• **EXERCISE INPUT**
══════════

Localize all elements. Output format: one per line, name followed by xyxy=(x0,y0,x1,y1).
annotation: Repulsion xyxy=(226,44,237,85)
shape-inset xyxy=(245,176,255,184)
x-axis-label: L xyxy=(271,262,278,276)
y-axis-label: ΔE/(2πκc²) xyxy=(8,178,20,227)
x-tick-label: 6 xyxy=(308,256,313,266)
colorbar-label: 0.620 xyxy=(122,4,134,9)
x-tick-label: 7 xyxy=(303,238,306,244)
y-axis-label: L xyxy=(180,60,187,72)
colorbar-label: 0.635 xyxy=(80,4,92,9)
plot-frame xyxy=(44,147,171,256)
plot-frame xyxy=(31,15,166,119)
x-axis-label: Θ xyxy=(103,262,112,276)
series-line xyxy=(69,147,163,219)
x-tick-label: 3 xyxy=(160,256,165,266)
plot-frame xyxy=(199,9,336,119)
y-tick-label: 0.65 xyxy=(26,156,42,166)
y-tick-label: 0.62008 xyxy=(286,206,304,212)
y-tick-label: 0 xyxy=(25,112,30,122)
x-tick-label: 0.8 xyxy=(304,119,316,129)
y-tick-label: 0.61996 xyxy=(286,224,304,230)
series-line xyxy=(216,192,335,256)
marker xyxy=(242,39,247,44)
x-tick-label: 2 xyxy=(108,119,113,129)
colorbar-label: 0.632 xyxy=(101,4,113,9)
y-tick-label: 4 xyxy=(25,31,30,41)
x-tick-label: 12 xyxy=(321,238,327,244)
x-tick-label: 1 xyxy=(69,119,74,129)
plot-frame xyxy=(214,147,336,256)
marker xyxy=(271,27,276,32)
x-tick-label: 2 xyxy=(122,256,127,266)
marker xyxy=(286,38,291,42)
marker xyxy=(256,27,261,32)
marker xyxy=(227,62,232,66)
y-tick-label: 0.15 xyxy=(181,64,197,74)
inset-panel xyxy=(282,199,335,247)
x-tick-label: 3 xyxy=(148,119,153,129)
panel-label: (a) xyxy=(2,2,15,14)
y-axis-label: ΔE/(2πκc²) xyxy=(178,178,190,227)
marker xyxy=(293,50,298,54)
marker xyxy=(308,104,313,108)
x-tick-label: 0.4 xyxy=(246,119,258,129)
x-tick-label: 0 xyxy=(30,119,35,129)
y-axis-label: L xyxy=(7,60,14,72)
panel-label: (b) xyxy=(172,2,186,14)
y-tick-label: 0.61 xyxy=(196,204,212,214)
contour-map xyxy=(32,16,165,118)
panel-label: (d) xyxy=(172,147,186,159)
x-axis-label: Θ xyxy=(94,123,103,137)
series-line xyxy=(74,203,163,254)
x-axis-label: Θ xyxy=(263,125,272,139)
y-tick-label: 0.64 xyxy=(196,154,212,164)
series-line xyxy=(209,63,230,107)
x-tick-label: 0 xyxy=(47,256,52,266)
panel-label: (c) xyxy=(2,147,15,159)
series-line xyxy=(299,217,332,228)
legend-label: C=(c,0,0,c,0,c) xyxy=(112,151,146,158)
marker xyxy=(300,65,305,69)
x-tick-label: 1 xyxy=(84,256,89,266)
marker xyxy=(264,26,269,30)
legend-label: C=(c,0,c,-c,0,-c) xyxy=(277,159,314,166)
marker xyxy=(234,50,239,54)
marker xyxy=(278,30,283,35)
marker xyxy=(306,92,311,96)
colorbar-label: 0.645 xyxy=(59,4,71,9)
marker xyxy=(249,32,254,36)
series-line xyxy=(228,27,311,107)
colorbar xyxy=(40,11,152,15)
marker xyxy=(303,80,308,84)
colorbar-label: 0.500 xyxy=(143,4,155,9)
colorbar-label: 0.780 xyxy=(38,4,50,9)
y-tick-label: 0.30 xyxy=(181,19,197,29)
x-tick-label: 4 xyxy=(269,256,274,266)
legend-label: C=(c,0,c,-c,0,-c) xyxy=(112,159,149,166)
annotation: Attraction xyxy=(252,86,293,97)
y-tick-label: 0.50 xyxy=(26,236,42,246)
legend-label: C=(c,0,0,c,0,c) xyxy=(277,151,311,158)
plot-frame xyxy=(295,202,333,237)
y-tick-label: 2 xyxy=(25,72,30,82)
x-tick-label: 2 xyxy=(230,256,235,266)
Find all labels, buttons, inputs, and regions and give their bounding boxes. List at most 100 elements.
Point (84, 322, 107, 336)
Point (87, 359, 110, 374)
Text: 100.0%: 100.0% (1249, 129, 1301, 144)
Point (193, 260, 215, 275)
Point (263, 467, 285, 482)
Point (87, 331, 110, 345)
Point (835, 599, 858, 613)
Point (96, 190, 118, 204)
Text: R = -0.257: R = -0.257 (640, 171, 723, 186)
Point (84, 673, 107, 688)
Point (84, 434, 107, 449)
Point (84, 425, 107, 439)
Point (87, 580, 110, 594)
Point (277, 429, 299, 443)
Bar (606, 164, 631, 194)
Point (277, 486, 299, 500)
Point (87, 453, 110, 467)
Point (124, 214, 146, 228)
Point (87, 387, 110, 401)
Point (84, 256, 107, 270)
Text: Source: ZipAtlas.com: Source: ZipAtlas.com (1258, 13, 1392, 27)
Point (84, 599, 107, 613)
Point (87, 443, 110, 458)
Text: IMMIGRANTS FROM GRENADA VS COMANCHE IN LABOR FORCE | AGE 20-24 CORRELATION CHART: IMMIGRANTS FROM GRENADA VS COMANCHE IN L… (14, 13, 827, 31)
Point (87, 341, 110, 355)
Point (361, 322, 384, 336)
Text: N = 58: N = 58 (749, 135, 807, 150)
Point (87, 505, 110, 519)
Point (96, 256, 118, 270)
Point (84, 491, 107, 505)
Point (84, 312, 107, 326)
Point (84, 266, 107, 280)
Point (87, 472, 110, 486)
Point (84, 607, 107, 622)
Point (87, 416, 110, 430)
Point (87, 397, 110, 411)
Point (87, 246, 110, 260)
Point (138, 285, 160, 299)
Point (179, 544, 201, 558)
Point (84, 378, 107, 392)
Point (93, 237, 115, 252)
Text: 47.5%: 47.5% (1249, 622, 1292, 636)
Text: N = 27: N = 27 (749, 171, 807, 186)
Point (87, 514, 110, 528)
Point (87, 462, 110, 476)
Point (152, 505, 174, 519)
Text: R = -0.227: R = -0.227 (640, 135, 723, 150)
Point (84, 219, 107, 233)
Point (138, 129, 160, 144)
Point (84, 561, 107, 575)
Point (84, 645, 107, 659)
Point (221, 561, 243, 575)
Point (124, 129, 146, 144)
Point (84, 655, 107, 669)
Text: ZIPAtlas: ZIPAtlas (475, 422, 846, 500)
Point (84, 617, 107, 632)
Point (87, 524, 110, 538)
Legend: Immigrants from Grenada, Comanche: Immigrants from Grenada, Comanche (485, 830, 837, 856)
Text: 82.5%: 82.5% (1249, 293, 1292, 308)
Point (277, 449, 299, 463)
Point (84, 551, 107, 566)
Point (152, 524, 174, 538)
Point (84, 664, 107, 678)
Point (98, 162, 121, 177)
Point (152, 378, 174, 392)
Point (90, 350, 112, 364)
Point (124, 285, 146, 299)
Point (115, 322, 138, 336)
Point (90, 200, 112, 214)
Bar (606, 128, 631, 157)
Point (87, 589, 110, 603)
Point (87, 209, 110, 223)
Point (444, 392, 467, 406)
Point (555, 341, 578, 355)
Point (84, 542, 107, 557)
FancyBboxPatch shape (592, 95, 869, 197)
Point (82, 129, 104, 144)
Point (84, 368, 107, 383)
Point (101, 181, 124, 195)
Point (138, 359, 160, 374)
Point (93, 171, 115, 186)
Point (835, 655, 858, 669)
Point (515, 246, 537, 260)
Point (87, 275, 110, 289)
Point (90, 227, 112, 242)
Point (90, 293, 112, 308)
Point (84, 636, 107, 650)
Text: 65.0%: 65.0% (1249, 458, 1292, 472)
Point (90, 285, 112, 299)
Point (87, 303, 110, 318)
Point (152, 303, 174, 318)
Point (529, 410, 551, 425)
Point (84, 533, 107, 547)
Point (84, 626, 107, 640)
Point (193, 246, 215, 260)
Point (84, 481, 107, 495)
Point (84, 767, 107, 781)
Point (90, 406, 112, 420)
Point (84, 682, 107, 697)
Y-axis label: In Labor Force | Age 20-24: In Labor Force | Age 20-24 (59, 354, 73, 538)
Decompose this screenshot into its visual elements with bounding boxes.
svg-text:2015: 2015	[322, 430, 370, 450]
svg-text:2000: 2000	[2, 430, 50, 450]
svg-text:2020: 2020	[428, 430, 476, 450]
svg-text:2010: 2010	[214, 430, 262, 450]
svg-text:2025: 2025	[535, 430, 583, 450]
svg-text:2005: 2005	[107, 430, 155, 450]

══════════

• **SET EXERCISE**
Copy, without any alteration, the rows starting at the first row and ending at the row that contains "x-tick-label: 6 xyxy=(308,256,313,266)", with both of those rows included.

• **SOLUTION TO THE EXERCISE**
Localize all elements. Output format: one per line, name followed by xyxy=(x0,y0,x1,y1).
annotation: Repulsion xyxy=(226,44,237,85)
shape-inset xyxy=(245,176,255,184)
x-axis-label: L xyxy=(271,262,278,276)
y-axis-label: ΔE/(2πκc²) xyxy=(8,178,20,227)
x-tick-label: 6 xyxy=(308,256,313,266)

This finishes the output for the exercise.